Which lines hold the word "在营不在表"? Copy each of them from the material.

_____

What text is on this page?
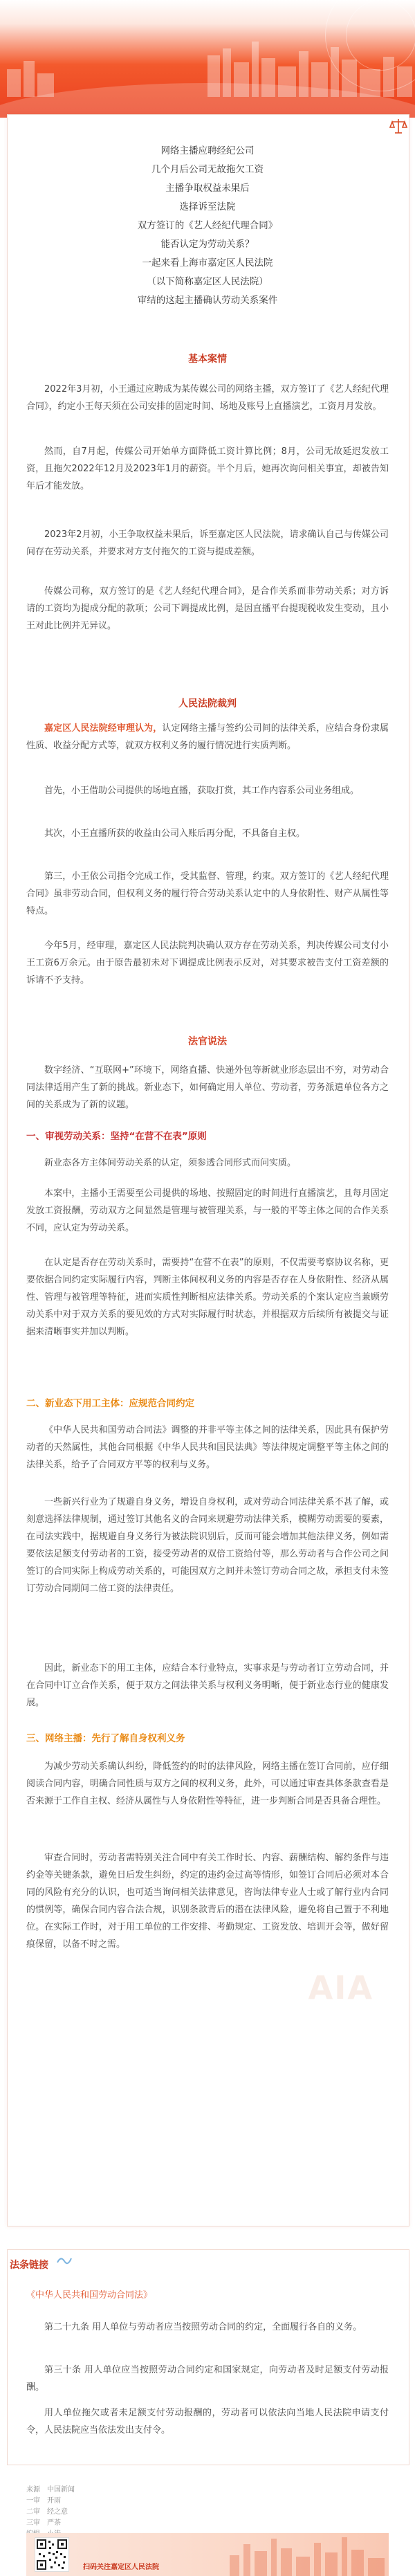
网络主播应聘经纪公司
几个月后公司无故拖欠工资
主播争取权益未果后
选择诉至法院
双方签订的《艺人经纪代理合同》
能否认定为劳动关系？
一起来看上海市嘉定区人民法院
（以下简称嘉定区人民法院）
审结的这起主播确认劳动关系案件
基本案情
2022年3月初，小王通过应聘成为某传媒公司的网络主播，双方签订了《艺人经纪代理合同》，约定小王每天须在公司安排的固定时间、场地及账号上直播演艺，工资月月发放。
然而，自7月起，传媒公司开始单方面降低工资计算比例；8月，公司无故延迟发放工资，且拖欠2022年12月及2023年1月的薪资。半个月后，她再次询问相关事宜，却被告知年后才能发放。
2023年2月初，小王争取权益未果后，诉至嘉定区人民法院，请求确认自己与传媒公司间存在劳动关系，并要求对方支付拖欠的工资与提成差额。
传媒公司称，双方签订的是《艺人经纪代理合同》，是合作关系而非劳动关系；对方诉请的工资均为提成分配的款项；公司下调提成比例，是因直播平台提现税收发生变动，且小王对此比例并无异议。
人民法院裁判
嘉定区人民法院经审理认为，认定网络主播与签约公司间的法律关系，应结合身份隶属性质、收益分配方式等，就双方权利义务的履行情况进行实质判断。
首先，小王借助公司提供的场地直播，获取打赏，其工作内容系公司业务组成。
其次，小王直播所获的收益由公司入账后再分配，不具备自主权。
第三，小王依公司指令完成工作，受其监督、管理，约束。双方签订的《艺人经纪代理合同》虽非劳动合同，但权利义务的履行符合劳动关系认定中的人身依附性、财产从属性等特点。
今年5月，经审理，嘉定区人民法院判决确认双方存在劳动关系，判决传媒公司支付小王工资6万余元。由于原告最初未对下调提成比例表示反对，对其要求被告支付工资差额的诉请不予支持。
法官说法
数字经济、“互联网+”环境下，网络直播、快递外包等新就业形态层出不穷，对劳动合同法律适用产生了新的挑战。新业态下，如何确定用人单位、劳动者，劳务派遣单位各方之间的关系成为了新的议题。
一、审视劳动关系：坚持“在营不在表”原则
新业态各方主体间劳动关系的认定，须参透合同形式而问实质。
本案中，主播小王需要至公司提供的场地、按照固定的时间进行直播演艺，且每月固定发放工资报酬，劳动双方之间显然是管理与被管理关系，与一般的平等主体之间的合作关系不同，应认定为劳动关系。
在认定是否存在劳动关系时，需要持“在营不在表”的原则，不仅需要考察协议名称，更要依据合同约定实际履行内容，判断主体间权利义务的内容是否存在人身依附性、经济从属性、管理与被管理等特征，进而实质性判断相应法律关系。劳动关系的个案认定应当兼顾劳动关系中对于双方关系的要见效的方式对实际履行时状态，并根据双方后续所有被提交与证据来清晰事实并加以判断。
二、新业态下用工主体：应规范合同约定
《中华人民共和国劳动合同法》调整的并非平等主体之间的法律关系，因此具有保护劳动者的天然属性，其他合同根据《中华人民共和国民法典》等法律规定调整平等主体之间的法律关系，给予了合同双方平等的权利与义务。
一些新兴行业为了规避自身义务，增设自身权利，或对劳动合同法律关系不甚了解，或刻意选择法律规制，通过签订其他名义的合同来规避劳动法律关系，模糊劳动需要的要素，在司法实践中，据规避自身义务行为被法院识别后，反而可能会增加其他法律义务，例如需要依法足额支付劳动者的工资，接受劳动者的双倍工资给付等，那么劳动者与合作公司之间签订的合同实际上构成劳动关系的，可能因双方之间并未签订劳动合同之故，承担支付未签订劳动合同期间二倍工资的法律责任。
因此，新业态下的用工主体，应结合本行业特点，实事求是与劳动者订立劳动合同，并在合同中订立合作关系，便于双方之间法律关系与权利义务明晰，便于新业态行业的健康发展。
三、网络主播：先行了解自身权利义务
为减少劳动关系确认纠纷，降低签约的时的法律风险，网络主播在签订合同前，应仔细阅读合同内容，明确合同性质与双方之间的权利义务，此外，可以通过审查具体条款查看是否来源于工作自主权、经济从属性与人身依附性等特征，进一步判断合同是否具备合理性。
审查合同时，劳动者需特别关注合同中有关工作时长、内容、薪酬结构、解约条件与违约金等关键条款，避免日后发生纠纷，约定的违约金过高等情形，如签订合同后必须对本合同的风险有充分的认识，也可适当询问相关法律意见，咨询法律专业人士或了解行业内合同的惯例等，确保合同内容合法合规，识别条款背后的潜在法律风险，避免将自己置于不利地位。在实际工作时，对于用工单位的工作安排、考勤规定、工资发放、培训开会等，做好留痕保留，以备不时之需。
AIA
法条链接
《中华人民共和国劳动合同法》
第二十九条 用人单位与劳动者应当按照劳动合同的约定，全面履行各自的义务。
第三十条 用人单位应当按照劳动合同约定和国家规定，向劳动者及时足额支付劳动报酬。
用人单位拖欠或者未足额支付劳动报酬的，劳动者可以依法向当地人民法院申请支付令，人民法院应当依法发出支付令。
来源 中国新闻
一审 开雨
二审 经之意
三审 严茶
扫码关注嘉定区人民法院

_____

#### WRITTEN RESPONSE:
一、审视劳动关系：坚持“在营不在表”原则
在认定是否存在劳动关系时，需要持“在营不在表”的原则，不仅需要考察协议名称，更要依据合同约定实际履行内容，判断主体间权利义务的内容是否存在人身依附性、经济从属性、管理与被管理等特征，进而实质性判断相应法律关系。劳动关系的个案认定应当兼顾劳动关系中对于双方关系的要见效的方式对实际履行时状态，并根据双方后续所有被提交与证据来清晰事实并加以判断。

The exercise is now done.